__Aim__. Gather every line that includes the word "اختلاف", please.

-- begin Exercise materials --

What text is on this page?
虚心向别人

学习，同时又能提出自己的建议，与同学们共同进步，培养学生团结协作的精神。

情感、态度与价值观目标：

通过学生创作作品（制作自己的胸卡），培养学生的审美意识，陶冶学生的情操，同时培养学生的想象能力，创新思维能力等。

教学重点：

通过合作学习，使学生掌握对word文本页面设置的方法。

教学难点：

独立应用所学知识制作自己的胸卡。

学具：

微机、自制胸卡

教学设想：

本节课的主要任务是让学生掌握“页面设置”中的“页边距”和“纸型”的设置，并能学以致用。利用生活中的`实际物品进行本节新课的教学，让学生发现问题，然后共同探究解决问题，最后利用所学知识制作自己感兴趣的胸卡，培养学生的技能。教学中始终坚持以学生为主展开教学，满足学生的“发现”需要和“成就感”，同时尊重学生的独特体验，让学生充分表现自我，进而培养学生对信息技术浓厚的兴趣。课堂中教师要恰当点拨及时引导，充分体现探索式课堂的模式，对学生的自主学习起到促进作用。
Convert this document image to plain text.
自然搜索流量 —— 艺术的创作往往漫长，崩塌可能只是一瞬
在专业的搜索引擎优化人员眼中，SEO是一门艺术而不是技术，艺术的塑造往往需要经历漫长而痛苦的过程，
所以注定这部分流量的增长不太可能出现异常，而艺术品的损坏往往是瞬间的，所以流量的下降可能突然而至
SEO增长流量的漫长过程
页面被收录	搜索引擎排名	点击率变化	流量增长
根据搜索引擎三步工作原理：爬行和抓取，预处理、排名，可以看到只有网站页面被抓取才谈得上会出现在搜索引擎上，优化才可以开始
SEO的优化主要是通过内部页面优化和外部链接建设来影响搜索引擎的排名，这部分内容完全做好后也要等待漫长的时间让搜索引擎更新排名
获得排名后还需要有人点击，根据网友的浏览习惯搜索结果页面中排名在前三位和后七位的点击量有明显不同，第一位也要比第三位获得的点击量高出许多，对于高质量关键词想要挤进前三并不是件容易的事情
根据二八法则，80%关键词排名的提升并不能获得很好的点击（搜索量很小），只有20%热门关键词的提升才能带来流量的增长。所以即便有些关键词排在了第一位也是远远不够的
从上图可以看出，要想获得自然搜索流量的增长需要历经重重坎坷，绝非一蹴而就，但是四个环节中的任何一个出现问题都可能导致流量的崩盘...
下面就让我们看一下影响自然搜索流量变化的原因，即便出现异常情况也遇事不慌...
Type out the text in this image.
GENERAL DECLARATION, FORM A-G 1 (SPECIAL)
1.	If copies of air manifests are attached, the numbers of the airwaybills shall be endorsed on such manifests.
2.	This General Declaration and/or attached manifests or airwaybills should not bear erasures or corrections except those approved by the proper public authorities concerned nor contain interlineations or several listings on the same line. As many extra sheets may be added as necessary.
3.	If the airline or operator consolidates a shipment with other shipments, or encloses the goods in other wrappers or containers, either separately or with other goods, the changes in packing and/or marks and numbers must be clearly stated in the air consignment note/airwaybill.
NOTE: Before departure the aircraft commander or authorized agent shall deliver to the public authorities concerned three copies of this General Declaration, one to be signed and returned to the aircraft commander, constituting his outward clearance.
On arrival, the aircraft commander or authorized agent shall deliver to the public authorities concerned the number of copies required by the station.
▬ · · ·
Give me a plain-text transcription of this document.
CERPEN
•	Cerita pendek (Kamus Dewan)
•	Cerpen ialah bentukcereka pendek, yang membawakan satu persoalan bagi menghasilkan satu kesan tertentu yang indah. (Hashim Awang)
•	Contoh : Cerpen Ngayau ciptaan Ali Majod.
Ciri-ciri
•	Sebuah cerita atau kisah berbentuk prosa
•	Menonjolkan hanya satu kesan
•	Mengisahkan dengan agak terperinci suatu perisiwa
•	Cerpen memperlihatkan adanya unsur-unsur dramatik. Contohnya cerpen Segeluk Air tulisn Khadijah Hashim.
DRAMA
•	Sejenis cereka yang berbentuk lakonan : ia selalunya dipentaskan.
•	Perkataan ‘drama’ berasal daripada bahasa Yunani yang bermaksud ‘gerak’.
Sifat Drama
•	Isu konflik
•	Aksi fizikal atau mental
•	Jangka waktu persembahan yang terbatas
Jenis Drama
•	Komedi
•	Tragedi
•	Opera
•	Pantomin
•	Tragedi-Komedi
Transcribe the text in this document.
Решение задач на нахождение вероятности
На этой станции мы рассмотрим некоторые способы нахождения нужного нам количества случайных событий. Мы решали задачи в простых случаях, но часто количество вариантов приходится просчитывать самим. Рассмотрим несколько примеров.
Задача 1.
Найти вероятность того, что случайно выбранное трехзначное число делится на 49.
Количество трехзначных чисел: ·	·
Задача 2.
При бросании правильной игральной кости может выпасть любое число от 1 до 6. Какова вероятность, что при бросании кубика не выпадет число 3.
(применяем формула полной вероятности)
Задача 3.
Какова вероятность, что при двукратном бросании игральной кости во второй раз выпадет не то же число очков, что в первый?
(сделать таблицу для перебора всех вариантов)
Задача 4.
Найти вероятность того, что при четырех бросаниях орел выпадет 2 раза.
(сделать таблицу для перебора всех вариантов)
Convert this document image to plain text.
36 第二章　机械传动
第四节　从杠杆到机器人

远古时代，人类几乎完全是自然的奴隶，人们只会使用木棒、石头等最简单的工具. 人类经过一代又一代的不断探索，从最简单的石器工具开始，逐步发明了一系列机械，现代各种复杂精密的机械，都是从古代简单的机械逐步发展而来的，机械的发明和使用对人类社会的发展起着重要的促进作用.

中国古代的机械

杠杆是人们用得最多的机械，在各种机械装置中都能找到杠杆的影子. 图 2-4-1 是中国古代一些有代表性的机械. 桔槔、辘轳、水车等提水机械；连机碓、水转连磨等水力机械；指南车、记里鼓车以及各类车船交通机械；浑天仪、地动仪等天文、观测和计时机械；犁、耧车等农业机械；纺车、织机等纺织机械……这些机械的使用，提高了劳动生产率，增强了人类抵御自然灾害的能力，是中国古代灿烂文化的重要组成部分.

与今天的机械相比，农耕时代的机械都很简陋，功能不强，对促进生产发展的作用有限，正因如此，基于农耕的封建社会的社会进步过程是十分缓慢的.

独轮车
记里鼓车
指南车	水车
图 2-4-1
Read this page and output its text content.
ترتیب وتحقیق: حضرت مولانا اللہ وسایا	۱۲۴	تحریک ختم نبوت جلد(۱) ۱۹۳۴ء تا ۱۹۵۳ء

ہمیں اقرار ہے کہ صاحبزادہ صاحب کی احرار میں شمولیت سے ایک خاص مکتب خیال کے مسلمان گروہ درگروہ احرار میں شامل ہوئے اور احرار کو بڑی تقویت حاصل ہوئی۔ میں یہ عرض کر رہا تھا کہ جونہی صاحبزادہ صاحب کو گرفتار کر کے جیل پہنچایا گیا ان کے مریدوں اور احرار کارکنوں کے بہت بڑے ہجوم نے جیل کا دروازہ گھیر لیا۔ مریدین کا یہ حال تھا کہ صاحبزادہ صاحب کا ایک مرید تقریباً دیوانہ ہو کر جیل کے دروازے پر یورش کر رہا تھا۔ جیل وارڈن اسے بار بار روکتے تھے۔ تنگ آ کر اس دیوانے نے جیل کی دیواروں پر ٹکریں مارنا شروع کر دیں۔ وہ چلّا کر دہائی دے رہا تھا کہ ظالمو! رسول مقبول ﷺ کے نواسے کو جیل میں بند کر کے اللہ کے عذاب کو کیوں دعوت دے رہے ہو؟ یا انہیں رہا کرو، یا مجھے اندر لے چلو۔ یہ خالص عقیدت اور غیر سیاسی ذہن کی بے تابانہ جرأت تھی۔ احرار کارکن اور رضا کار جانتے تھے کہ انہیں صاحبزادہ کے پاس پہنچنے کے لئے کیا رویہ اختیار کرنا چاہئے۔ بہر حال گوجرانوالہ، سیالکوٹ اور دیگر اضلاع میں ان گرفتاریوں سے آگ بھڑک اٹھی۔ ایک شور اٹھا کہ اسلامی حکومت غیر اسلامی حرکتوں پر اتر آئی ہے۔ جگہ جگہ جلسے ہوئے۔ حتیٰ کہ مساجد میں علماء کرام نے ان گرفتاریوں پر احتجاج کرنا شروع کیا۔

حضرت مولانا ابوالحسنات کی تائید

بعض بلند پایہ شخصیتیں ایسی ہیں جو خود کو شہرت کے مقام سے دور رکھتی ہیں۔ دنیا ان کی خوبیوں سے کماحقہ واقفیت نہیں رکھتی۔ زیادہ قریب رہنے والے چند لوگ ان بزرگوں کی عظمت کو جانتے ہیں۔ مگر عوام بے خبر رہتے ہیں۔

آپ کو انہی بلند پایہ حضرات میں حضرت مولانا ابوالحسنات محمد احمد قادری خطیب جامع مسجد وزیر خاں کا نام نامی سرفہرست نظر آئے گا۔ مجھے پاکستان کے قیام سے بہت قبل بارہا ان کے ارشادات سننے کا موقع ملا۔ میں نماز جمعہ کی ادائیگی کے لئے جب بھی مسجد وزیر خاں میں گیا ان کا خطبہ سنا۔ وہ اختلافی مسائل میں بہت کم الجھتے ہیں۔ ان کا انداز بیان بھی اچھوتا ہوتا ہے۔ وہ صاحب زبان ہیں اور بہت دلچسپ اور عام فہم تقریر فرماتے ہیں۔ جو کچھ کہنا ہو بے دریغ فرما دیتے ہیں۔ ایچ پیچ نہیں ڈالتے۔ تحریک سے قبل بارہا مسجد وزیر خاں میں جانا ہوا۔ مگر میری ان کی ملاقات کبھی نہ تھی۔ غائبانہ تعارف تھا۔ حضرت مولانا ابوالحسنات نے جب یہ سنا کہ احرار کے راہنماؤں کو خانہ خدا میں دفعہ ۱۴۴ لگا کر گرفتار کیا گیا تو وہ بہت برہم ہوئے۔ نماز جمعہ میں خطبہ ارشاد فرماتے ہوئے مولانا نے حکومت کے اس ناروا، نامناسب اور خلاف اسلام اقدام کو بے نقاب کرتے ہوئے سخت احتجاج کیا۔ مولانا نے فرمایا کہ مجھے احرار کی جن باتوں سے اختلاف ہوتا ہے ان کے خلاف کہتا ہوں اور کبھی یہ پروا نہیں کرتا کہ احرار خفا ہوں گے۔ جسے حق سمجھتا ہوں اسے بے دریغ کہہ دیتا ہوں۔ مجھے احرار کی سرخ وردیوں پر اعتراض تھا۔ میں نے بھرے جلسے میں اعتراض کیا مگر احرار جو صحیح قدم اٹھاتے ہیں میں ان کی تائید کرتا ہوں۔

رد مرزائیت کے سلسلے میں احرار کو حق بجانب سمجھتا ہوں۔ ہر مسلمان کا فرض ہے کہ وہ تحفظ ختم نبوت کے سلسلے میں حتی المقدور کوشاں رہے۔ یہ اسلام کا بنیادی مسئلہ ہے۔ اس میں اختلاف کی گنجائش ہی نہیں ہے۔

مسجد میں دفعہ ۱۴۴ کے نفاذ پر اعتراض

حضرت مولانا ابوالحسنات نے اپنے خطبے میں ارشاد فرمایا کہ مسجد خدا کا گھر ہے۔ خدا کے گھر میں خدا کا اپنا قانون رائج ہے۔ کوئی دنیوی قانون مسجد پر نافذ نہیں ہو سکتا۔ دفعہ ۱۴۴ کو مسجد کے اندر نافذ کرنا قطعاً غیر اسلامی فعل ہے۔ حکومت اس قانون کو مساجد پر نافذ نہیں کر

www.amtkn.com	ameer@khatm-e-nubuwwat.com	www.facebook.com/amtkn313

-- end Exercise materials --

__Task answer__.
آپ کو انہی بلند پایہ حضرات میں حضرت مولانا ابوالحسنات محمد احمد قادری خطیب جامع مسجد وزیر خاں کا نام نامی سرفہرست نظر آئے گا۔ مجھے پاکستان کے قیام سے بہت قبل بارہا ان کے ارشادات سننے کا موقع ملا۔ میں نماز جمعہ کی ادائیگی کے لئے جب بھی مسجد وزیر خاں میں گیا ان کا خطبہ سنا۔ وہ اختلافی مسائل میں بہت کم الجھتے ہیں۔ ان کا انداز بیان بھی اچھوتا ہوتا ہے۔ وہ صاحب زبان ہیں اور بہت دلچسپ اور عام فہم تقریر فرماتے ہیں۔ جو کچھ کہنا ہو بے دریغ فرما دیتے ہیں۔ ایچ پیچ نہیں ڈالتے۔ تحریک سے قبل بارہا مسجد وزیر خاں میں جانا ہوا۔ مگر میری ان کی ملاقات کبھی نہ تھی۔ غائبانہ تعارف تھا۔ حضرت مولانا ابوالحسنات نے جب یہ سنا کہ احرار کے راہنماؤں کو خانہ خدا میں دفعہ ۱۴۴ لگا کر گرفتار کیا گیا تو وہ بہت برہم ہوئے۔ نماز جمعہ میں خطبہ ارشاد فرماتے ہوئے مولانا نے حکومت کے اس ناروا، نامناسب اور خلاف اسلام اقدام کو بے نقاب کرتے ہوئے سخت احتجاج کیا۔ مولانا نے فرمایا کہ مجھے احرار کی جن باتوں سے اختلاف ہوتا ہے ان کے خلاف کہتا ہوں اور کبھی یہ پروا نہیں کرتا کہ احرار خفا ہوں گے۔ جسے حق سمجھتا ہوں اسے بے دریغ کہہ دیتا ہوں۔ مجھے احرار کی سرخ وردیوں پر اعتراض تھا۔ میں نے بھرے جلسے میں اعتراض کیا مگر احرار جو صحیح قدم اٹھاتے ہیں میں ان کی تائید کرتا ہوں۔
رد مرزائیت کے سلسلے میں احرار کو حق بجانب سمجھتا ہوں۔ ہر مسلمان کا فرض ہے کہ وہ تحفظ ختم نبوت کے سلسلے میں حتی المقدور کوشاں رہے۔ یہ اسلام کا بنیادی مسئلہ ہے۔ اس میں اختلاف کی گنجائش ہی نہیں ہے۔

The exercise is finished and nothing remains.